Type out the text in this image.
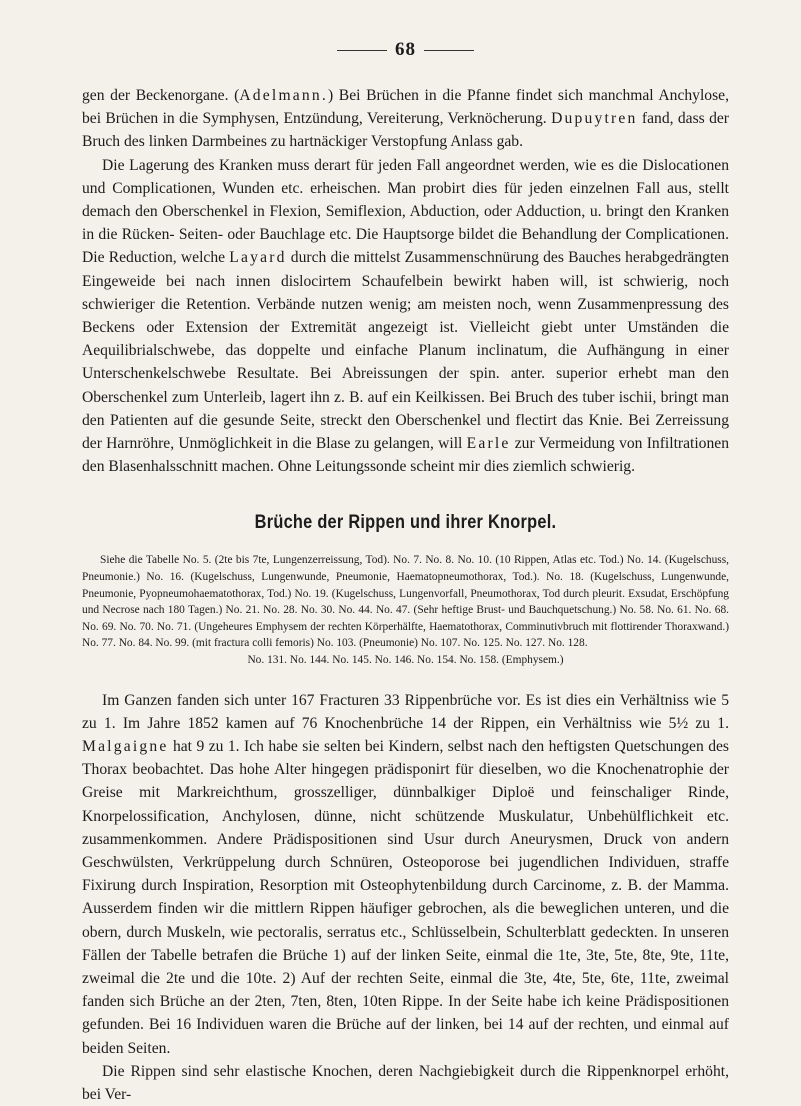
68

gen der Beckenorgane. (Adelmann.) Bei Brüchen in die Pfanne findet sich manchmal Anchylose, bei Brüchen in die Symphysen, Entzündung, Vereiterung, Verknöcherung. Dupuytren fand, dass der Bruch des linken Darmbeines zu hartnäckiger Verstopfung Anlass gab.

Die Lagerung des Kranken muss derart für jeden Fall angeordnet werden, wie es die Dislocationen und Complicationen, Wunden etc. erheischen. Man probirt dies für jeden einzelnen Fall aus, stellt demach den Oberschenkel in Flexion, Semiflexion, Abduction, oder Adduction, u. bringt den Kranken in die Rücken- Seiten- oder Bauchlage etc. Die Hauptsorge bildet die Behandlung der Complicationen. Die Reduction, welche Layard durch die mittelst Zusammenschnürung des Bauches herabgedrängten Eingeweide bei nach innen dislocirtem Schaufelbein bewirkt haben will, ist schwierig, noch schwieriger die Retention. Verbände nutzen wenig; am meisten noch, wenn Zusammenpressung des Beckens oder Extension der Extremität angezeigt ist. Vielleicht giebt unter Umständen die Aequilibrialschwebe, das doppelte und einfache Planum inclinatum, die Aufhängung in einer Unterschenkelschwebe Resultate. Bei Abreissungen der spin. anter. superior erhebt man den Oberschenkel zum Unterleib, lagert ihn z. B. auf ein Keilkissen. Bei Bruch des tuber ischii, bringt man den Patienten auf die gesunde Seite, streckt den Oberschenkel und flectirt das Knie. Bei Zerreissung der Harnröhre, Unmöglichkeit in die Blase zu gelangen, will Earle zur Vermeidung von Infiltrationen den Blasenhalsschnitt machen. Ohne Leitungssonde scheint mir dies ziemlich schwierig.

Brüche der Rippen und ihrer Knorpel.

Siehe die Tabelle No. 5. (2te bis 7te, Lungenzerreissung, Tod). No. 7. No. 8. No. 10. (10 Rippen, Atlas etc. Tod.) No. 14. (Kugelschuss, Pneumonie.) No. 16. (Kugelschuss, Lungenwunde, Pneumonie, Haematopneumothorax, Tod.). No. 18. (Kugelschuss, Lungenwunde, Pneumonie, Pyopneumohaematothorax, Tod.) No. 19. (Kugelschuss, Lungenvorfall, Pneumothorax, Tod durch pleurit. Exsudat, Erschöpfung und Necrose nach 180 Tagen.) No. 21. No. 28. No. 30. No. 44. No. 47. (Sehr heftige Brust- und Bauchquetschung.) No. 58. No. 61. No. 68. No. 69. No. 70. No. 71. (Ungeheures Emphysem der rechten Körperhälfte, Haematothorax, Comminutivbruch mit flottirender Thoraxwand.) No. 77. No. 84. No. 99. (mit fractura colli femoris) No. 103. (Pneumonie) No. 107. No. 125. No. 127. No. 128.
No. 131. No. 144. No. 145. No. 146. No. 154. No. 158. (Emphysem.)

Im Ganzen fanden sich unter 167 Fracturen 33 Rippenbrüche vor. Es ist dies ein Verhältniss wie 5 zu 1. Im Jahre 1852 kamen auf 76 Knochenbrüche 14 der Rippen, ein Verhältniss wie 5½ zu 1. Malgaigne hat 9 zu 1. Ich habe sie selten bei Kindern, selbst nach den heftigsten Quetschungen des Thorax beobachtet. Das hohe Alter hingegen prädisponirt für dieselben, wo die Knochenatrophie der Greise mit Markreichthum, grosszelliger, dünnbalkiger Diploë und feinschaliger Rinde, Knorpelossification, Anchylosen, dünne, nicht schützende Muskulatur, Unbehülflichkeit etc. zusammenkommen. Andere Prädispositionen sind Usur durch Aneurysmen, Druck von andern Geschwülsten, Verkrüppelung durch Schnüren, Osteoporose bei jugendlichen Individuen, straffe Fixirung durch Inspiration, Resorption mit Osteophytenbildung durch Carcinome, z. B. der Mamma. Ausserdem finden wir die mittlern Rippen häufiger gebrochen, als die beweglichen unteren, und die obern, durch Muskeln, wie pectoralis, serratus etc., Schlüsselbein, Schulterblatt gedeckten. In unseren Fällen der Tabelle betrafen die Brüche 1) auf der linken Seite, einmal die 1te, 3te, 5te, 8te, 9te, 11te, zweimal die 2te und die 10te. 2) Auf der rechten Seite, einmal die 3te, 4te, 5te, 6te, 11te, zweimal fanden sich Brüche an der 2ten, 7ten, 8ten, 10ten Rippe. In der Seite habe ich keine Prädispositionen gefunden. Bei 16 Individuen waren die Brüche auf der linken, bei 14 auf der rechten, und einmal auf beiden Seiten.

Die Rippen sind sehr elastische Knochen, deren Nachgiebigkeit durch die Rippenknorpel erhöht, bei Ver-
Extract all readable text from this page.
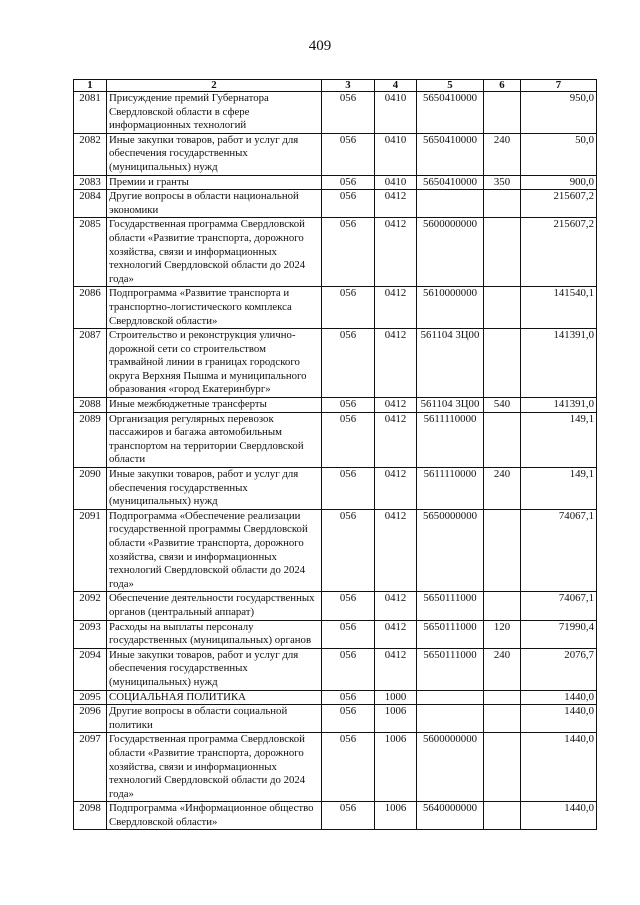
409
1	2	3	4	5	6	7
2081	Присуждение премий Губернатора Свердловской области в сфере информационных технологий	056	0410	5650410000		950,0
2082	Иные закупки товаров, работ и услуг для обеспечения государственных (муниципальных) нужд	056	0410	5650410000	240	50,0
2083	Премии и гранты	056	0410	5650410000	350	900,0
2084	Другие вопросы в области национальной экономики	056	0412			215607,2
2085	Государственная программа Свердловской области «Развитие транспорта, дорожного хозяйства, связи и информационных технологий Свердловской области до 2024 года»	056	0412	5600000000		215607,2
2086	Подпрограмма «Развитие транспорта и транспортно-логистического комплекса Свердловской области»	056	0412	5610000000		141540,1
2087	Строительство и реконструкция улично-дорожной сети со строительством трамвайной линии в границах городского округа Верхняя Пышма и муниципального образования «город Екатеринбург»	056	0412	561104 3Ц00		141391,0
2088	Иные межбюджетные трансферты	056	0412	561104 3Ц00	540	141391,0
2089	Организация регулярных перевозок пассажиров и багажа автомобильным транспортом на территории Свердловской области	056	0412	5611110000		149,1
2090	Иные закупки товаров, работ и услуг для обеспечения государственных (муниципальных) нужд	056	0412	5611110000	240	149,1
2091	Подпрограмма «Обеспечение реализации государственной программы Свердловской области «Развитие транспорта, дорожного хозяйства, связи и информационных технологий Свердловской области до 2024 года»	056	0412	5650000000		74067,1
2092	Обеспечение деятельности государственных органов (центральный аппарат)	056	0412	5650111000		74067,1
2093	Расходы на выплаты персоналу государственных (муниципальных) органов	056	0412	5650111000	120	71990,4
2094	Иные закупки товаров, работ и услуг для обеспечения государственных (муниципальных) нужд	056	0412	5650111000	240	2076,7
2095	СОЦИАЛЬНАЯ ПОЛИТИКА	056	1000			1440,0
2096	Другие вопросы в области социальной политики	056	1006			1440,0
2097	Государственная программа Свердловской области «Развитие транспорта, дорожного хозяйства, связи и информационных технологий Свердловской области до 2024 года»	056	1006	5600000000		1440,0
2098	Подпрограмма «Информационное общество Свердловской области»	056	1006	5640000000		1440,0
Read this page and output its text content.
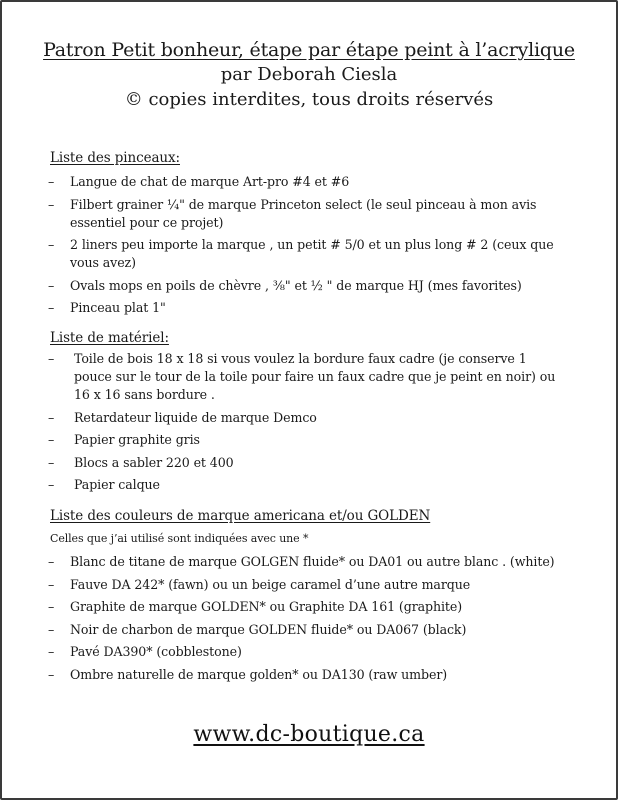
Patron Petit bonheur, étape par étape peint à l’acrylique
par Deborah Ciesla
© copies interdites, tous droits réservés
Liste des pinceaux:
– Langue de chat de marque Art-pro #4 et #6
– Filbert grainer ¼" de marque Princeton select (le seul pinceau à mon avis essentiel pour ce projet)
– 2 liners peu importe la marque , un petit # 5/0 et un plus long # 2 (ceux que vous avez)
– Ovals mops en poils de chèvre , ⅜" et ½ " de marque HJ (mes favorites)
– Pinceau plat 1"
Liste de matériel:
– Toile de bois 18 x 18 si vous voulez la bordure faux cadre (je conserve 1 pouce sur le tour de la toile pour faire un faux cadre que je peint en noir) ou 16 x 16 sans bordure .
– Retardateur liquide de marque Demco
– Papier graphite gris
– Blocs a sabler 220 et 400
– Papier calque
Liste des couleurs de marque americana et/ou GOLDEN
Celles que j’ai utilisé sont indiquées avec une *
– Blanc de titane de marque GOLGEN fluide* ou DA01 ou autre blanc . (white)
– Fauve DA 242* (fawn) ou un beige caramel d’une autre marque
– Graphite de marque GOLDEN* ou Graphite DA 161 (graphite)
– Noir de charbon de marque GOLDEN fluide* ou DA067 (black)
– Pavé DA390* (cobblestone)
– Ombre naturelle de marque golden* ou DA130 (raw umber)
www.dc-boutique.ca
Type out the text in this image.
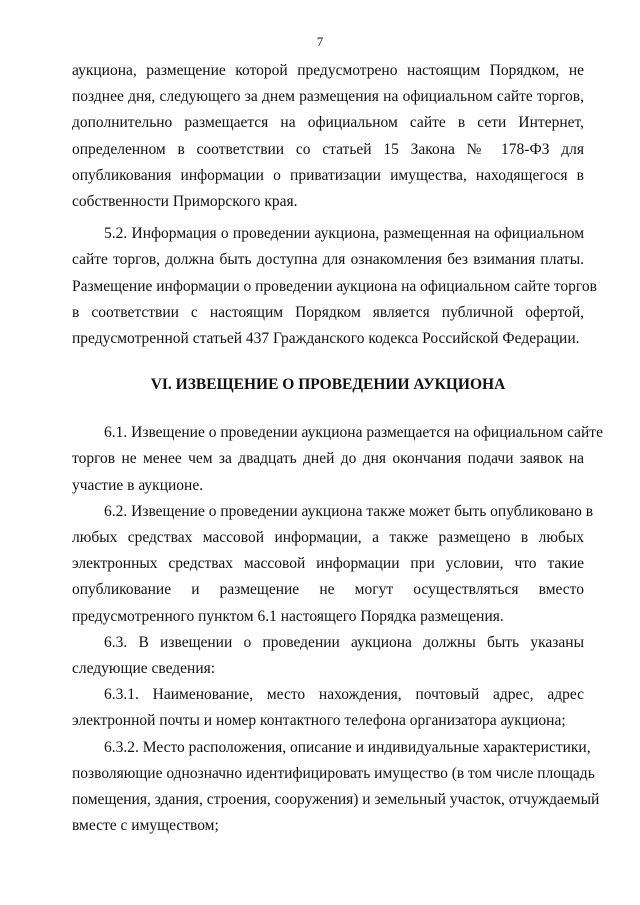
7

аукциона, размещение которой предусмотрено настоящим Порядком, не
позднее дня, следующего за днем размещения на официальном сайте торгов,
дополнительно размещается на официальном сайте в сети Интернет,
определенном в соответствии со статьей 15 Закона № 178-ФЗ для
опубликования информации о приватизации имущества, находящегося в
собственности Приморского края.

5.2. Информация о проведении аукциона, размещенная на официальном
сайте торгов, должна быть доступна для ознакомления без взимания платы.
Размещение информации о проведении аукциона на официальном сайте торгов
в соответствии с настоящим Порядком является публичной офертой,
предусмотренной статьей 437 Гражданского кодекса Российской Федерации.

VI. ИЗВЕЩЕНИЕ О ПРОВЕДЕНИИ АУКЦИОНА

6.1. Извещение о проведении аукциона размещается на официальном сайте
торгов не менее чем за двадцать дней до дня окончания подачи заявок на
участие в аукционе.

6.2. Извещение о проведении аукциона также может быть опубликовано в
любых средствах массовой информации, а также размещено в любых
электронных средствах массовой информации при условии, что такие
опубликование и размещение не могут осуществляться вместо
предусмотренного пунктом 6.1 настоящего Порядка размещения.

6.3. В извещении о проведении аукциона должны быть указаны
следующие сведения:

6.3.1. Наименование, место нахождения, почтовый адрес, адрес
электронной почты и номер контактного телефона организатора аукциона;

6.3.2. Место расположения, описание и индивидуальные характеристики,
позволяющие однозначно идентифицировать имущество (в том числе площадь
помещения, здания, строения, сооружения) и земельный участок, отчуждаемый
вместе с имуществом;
• • •
# Your instructions
Track down the lines that include the word "Порядком" and copy them.

# Result
аукциона, размещение которой предусмотрено настоящим Порядком, не
в соответствии с настоящим Порядком является публичной офертой,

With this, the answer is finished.